SHORT EXERCISE:
Find the lines holding the string "Revaluation" in the data, then copy all of them.

RECORDS TO PROCESS:
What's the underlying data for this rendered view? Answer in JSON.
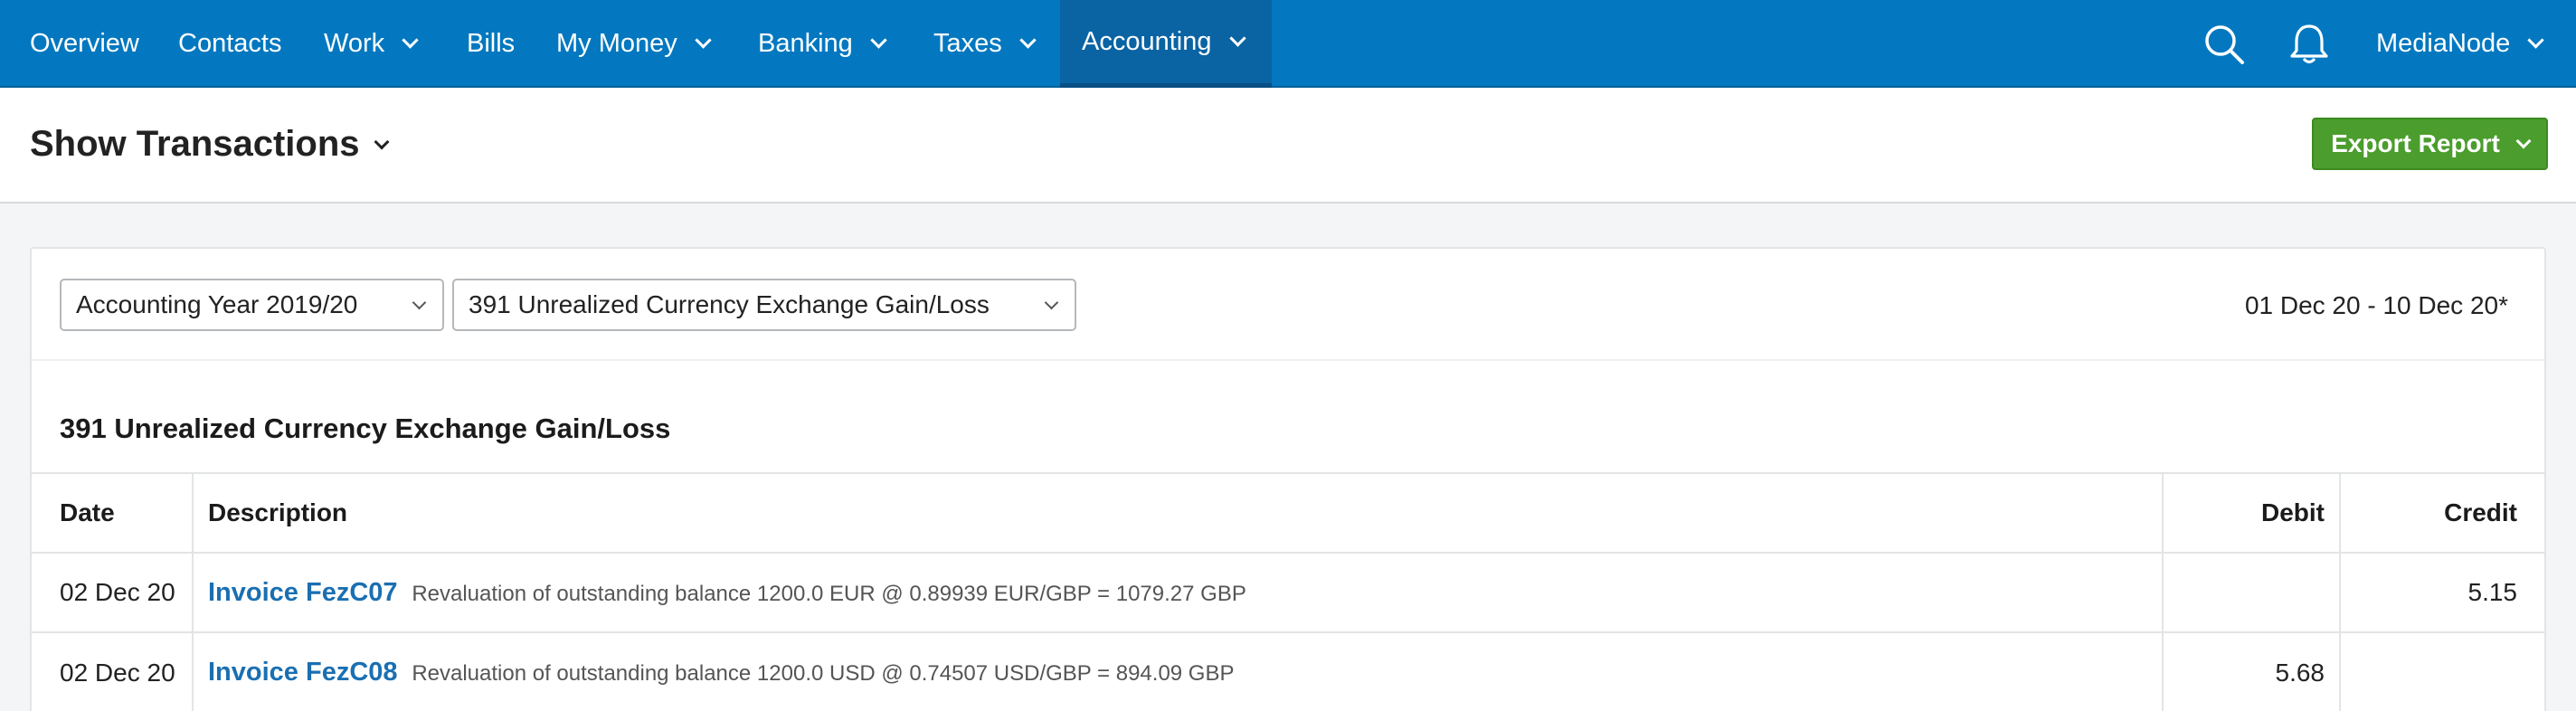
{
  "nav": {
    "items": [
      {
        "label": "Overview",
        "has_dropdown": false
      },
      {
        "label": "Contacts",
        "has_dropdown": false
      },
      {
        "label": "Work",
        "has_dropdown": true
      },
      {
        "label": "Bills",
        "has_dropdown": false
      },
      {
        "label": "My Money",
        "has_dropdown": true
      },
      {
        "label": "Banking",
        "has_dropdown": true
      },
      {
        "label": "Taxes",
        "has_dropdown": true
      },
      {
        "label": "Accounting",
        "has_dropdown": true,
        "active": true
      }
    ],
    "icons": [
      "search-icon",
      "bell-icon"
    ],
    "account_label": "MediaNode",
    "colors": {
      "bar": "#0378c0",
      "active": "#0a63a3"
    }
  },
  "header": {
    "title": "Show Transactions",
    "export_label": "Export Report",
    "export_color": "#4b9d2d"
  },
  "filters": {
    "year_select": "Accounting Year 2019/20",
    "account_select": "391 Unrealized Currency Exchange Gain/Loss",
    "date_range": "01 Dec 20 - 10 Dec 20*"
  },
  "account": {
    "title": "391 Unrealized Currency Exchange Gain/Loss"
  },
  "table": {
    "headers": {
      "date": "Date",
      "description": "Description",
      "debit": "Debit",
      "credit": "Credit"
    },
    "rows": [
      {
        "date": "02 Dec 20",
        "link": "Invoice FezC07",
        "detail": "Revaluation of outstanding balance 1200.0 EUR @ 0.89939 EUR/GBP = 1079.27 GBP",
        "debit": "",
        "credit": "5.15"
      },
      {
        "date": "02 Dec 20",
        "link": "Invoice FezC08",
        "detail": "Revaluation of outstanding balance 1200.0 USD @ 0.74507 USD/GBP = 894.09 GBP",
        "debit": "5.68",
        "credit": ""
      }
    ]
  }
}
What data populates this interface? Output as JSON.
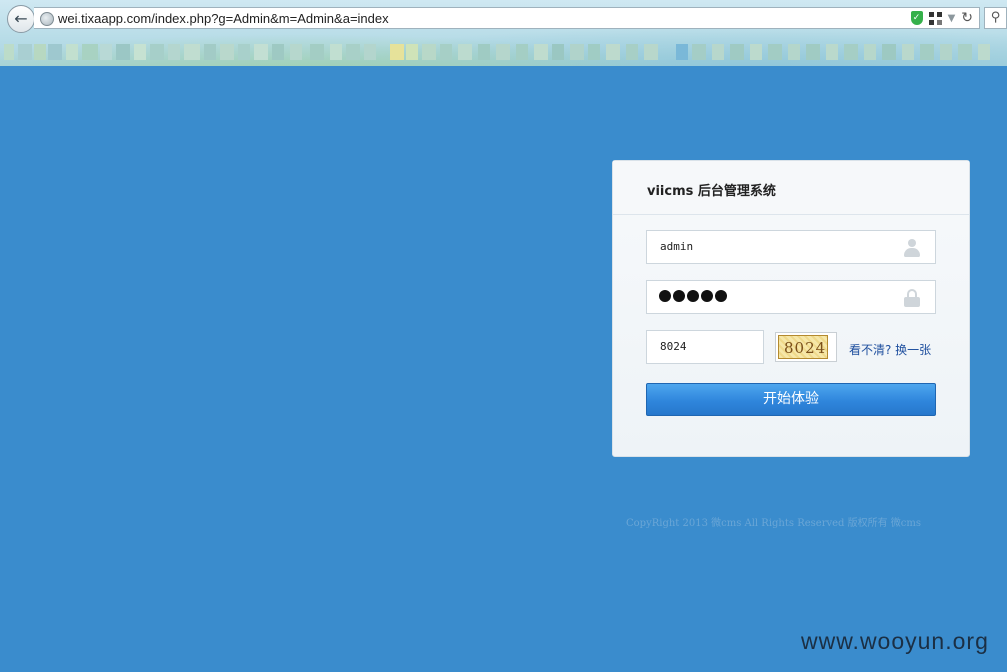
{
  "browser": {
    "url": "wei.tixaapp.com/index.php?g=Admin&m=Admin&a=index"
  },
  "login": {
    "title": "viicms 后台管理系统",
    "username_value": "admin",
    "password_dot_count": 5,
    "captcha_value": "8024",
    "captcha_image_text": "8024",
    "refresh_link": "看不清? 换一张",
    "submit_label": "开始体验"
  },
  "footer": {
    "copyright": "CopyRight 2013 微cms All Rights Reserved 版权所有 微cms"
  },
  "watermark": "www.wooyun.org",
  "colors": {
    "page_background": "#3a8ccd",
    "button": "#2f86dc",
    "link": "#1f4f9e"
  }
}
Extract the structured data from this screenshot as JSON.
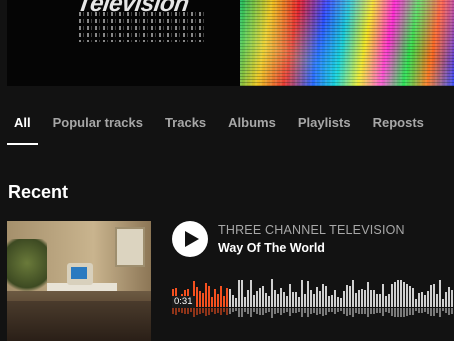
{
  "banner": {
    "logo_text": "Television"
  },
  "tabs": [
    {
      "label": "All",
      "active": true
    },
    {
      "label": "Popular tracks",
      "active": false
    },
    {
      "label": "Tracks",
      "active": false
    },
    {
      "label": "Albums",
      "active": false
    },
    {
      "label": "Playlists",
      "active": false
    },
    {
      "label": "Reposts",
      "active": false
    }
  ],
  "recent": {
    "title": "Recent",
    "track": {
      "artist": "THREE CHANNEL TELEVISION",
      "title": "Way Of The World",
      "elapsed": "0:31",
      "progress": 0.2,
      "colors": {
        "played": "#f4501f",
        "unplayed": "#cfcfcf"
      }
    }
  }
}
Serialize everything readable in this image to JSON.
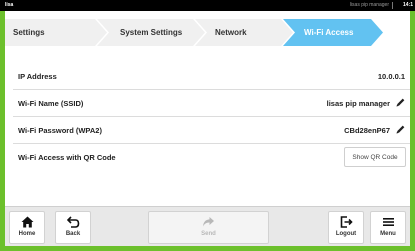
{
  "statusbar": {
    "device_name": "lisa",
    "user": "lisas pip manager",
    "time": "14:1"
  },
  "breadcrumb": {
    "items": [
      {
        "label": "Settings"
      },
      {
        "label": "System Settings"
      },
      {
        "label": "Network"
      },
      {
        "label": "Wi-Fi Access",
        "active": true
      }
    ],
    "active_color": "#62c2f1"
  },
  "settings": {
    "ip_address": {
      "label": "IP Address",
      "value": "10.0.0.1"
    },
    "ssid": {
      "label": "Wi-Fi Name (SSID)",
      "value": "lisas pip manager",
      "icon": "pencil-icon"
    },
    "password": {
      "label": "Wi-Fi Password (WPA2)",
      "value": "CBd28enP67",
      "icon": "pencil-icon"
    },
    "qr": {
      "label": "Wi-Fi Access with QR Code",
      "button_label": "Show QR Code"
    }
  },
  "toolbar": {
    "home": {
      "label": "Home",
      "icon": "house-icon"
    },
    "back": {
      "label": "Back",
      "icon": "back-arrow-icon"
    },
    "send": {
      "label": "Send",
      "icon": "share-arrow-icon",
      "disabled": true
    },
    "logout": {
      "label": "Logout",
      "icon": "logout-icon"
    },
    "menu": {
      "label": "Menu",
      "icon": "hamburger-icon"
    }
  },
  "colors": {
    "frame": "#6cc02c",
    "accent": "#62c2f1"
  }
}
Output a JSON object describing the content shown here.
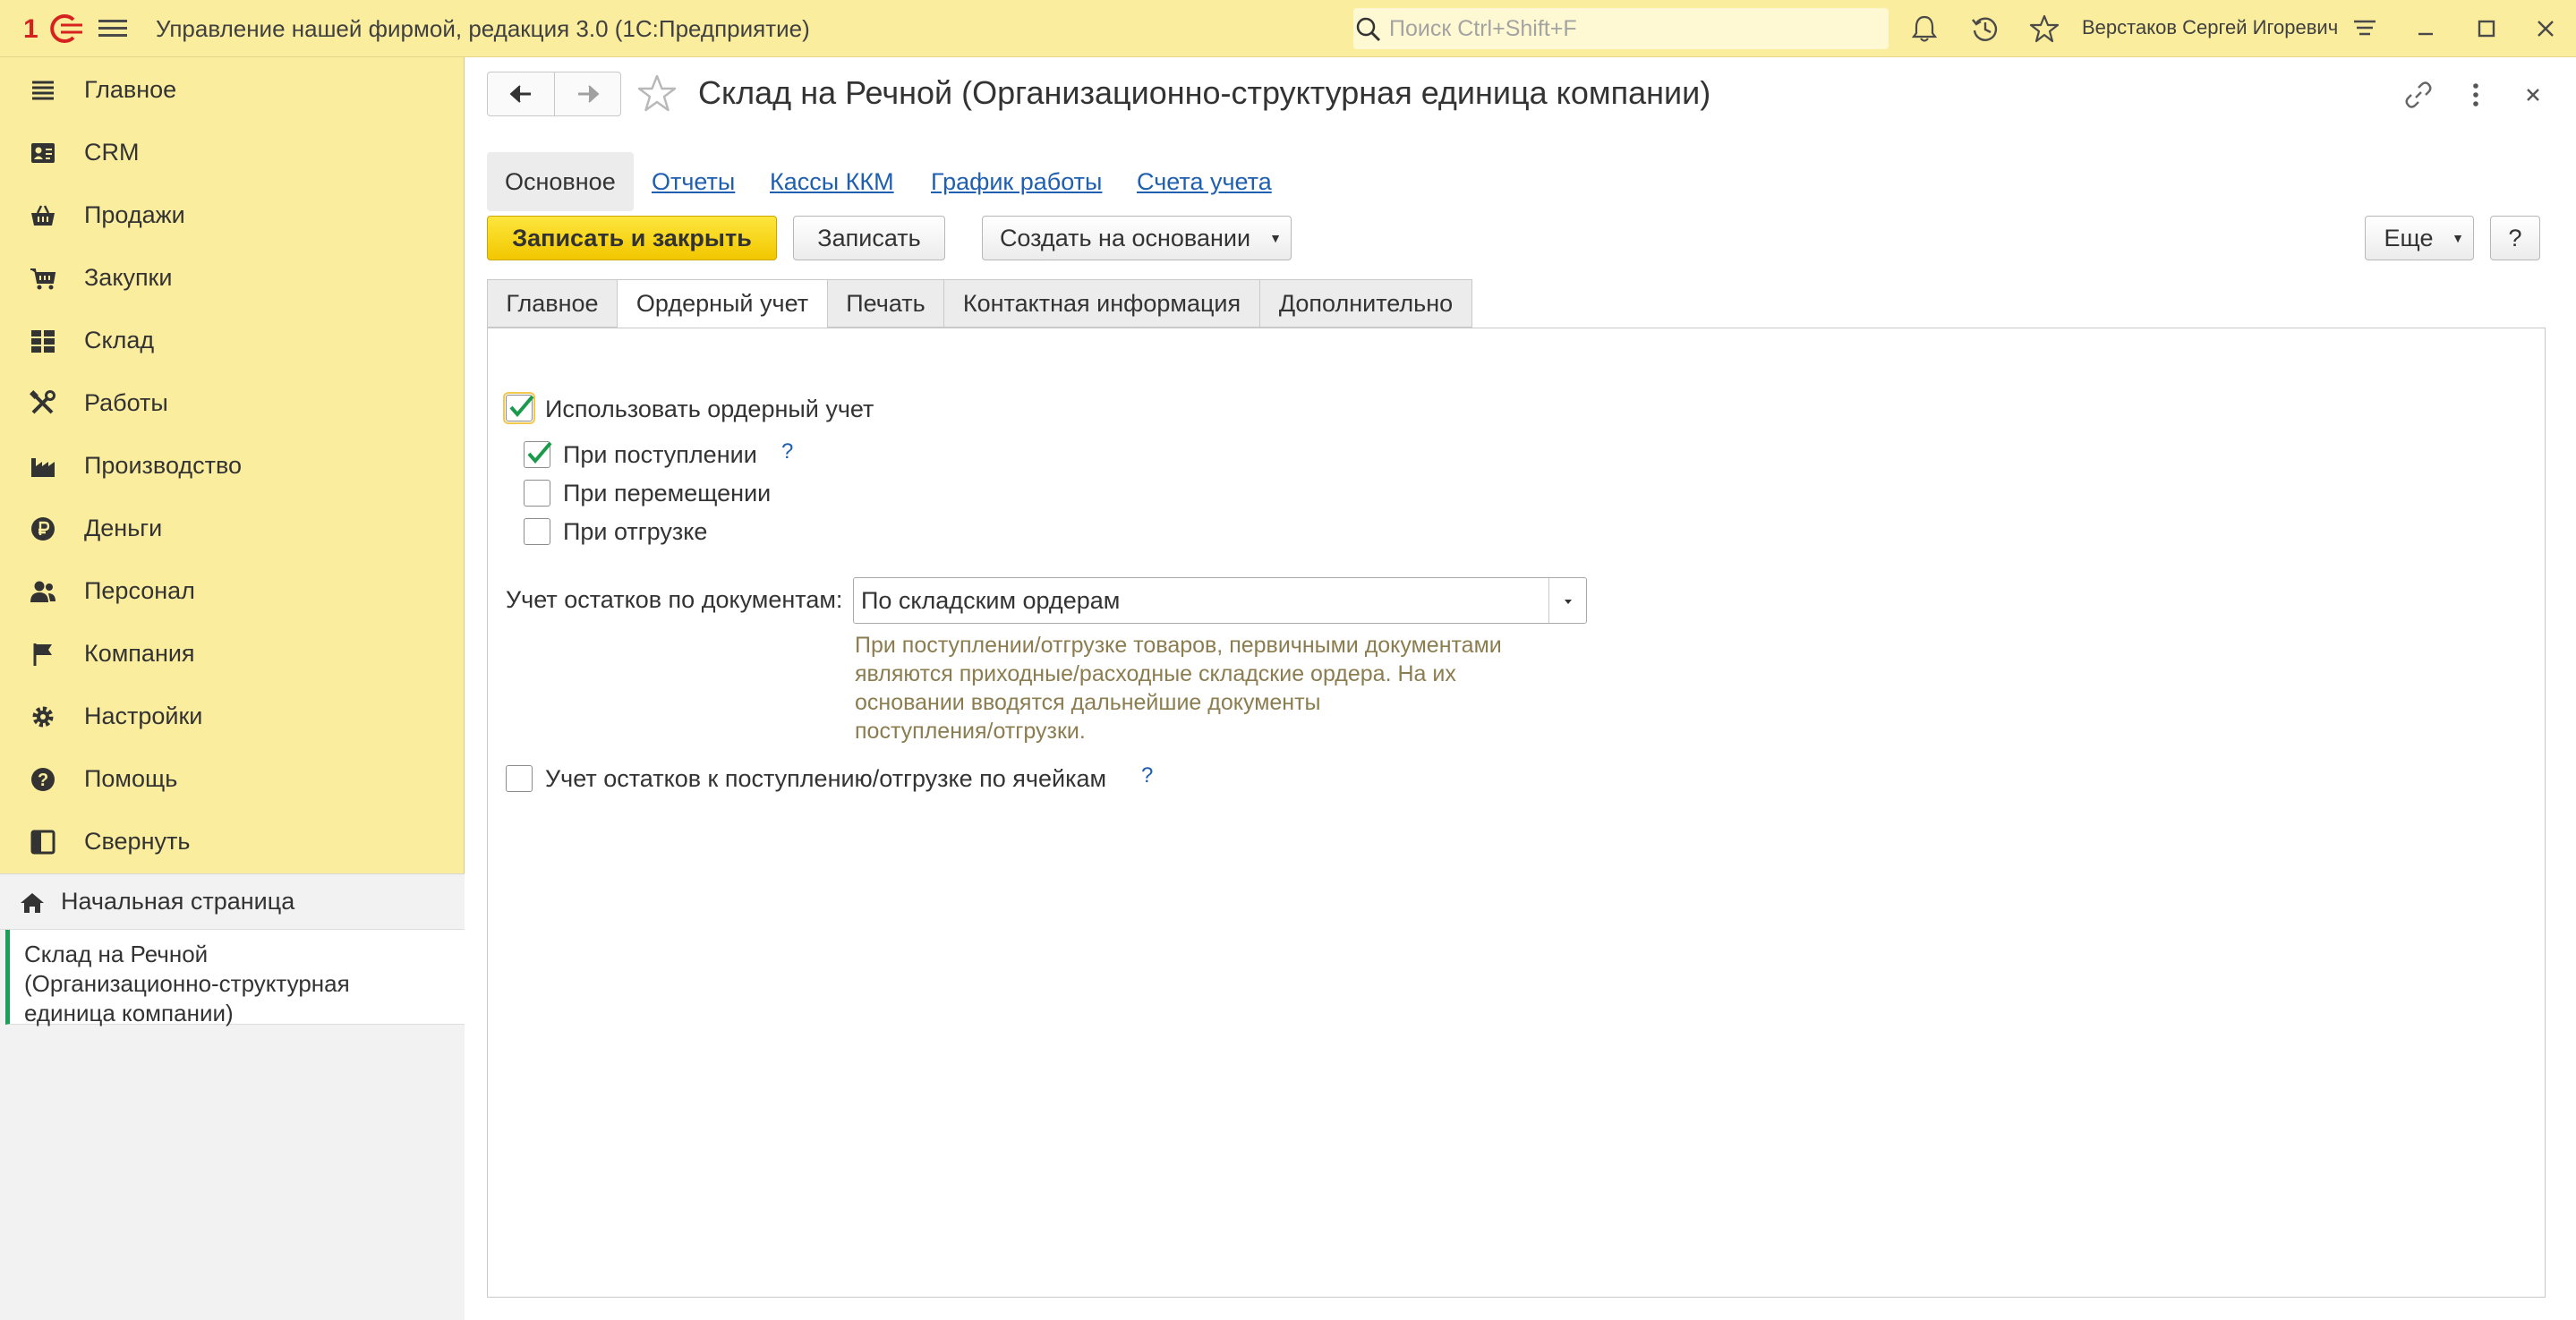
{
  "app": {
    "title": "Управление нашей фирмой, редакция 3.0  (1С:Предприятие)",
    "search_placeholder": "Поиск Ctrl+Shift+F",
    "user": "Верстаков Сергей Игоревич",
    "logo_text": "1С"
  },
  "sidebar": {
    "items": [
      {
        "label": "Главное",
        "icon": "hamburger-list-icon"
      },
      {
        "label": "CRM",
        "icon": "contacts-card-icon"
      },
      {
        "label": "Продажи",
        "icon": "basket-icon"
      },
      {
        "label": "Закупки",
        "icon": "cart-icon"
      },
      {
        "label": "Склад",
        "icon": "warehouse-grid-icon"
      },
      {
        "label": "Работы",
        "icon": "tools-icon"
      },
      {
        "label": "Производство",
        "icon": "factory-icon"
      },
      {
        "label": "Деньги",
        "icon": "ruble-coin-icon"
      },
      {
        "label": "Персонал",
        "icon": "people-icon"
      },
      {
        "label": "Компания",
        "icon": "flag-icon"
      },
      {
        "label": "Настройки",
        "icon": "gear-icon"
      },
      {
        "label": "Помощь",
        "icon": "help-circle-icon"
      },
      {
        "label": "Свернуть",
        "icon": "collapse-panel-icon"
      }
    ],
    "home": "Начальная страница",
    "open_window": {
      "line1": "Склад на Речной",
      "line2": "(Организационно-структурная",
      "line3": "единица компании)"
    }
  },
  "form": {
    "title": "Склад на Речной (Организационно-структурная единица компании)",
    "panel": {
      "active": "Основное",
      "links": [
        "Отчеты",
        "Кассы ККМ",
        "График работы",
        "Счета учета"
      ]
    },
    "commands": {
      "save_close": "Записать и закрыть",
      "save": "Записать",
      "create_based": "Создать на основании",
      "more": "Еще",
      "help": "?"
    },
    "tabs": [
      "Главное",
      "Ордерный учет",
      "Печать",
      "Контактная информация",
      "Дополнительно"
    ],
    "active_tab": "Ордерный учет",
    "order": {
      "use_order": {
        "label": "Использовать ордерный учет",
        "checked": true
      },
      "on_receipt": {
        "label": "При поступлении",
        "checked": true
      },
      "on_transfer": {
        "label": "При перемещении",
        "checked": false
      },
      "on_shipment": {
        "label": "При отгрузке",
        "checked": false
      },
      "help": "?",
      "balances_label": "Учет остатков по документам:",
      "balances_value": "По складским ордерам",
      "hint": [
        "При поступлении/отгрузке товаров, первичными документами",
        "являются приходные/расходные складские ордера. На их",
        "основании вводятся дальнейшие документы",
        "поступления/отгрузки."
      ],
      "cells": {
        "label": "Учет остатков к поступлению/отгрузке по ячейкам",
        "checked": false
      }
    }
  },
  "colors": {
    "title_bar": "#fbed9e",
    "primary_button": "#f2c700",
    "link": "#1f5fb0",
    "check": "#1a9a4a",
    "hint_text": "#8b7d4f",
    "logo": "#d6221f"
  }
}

RESULT FOR THIS EXERCISE:
        "detail": "Revaluation of outstanding balance 1200.0 EUR @ 0.89939 EUR/GBP = 1079.27 GBP",
        "detail": "Revaluation of outstanding balance 1200.0 USD @ 0.74507 USD/GBP = 894.09 GBP",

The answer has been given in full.